> What is being asked: Find the string "dans" in the entries and copy each line that has it.

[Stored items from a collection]

——————

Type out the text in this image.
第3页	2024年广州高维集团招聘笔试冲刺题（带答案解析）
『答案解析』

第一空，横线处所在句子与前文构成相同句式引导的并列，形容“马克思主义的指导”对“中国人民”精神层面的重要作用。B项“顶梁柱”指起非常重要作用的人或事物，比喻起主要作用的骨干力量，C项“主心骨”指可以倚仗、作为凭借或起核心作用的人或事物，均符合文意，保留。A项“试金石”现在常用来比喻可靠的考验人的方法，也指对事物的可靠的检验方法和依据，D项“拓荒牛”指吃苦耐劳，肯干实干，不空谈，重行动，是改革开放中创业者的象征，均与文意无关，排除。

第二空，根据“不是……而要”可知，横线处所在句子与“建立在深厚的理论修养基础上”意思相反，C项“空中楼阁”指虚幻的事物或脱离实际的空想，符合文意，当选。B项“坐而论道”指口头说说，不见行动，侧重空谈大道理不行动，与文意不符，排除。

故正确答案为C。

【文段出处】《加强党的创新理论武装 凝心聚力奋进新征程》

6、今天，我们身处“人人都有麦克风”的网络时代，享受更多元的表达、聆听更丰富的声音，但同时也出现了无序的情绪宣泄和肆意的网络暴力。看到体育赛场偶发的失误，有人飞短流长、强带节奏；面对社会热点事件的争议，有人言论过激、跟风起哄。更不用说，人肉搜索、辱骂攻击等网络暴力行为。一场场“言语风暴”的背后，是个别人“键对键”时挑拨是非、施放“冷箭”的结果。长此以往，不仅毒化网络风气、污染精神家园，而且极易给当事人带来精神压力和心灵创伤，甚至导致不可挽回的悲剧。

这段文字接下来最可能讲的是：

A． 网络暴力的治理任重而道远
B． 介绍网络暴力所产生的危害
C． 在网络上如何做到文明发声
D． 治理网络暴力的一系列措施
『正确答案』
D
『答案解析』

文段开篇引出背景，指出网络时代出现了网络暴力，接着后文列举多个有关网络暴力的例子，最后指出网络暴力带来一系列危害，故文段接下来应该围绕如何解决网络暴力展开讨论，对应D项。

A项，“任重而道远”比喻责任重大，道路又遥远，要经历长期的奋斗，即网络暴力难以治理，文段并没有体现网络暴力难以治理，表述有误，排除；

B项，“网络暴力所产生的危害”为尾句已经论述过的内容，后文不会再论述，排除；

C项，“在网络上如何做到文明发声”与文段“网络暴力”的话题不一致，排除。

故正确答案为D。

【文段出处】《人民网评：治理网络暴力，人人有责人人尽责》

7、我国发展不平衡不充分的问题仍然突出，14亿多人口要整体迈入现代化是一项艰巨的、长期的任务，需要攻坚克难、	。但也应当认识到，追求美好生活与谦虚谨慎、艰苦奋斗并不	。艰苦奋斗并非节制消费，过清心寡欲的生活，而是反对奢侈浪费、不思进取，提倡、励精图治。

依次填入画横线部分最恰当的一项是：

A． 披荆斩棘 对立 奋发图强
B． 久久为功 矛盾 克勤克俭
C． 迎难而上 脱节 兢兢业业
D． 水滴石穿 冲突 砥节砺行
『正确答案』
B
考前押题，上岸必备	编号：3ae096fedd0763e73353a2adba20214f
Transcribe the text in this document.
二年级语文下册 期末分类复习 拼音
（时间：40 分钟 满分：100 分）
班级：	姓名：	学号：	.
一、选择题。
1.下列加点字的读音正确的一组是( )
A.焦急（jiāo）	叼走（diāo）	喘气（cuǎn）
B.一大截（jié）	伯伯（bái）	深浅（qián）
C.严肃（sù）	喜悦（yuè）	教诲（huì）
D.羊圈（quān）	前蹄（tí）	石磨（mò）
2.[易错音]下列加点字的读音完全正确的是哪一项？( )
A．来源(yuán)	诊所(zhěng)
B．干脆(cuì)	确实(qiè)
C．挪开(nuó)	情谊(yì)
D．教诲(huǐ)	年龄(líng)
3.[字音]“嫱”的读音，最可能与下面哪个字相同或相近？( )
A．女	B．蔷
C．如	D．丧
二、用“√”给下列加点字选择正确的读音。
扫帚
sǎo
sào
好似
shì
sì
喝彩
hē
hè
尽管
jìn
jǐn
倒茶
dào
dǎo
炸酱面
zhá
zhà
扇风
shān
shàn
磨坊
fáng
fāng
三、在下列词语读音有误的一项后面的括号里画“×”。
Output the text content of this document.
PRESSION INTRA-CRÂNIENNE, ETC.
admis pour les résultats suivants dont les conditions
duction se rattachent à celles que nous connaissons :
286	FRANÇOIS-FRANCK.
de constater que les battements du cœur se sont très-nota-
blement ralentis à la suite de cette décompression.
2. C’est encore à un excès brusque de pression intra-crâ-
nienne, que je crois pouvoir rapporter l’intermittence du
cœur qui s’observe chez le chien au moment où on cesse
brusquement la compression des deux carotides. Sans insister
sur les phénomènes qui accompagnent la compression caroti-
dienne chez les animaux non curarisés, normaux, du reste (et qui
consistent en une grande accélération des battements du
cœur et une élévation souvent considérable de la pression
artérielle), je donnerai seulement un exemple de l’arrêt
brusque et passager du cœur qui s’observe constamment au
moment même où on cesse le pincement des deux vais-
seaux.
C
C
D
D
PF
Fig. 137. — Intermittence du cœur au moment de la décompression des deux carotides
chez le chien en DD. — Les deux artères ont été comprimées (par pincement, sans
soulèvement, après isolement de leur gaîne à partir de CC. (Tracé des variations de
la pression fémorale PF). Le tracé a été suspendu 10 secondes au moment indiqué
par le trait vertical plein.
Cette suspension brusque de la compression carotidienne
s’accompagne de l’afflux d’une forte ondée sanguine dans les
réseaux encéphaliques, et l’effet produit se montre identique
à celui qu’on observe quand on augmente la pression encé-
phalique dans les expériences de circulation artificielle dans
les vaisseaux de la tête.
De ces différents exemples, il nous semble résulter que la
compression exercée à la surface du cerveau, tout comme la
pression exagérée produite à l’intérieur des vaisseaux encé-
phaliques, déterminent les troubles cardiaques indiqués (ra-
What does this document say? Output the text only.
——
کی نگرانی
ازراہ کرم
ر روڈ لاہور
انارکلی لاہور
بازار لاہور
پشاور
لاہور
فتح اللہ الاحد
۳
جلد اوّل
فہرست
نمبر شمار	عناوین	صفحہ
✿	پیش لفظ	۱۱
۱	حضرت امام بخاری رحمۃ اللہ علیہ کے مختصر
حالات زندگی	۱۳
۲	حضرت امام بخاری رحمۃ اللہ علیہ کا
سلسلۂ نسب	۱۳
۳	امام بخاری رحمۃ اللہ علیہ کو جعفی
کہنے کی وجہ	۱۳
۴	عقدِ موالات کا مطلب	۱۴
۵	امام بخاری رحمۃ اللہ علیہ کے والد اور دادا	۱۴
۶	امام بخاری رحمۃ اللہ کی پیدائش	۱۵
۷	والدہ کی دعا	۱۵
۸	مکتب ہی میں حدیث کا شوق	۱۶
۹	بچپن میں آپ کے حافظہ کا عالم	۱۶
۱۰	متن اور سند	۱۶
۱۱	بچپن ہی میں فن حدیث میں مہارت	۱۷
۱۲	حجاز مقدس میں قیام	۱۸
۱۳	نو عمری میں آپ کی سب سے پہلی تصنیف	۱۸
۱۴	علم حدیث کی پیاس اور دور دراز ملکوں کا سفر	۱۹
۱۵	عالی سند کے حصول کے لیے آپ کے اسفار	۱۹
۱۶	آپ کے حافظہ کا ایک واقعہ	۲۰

——————

> The answer:
s’accompagne de l’afflux d’une forte ondée sanguine dans les
phalique dans les expériences de circulation artificielle dans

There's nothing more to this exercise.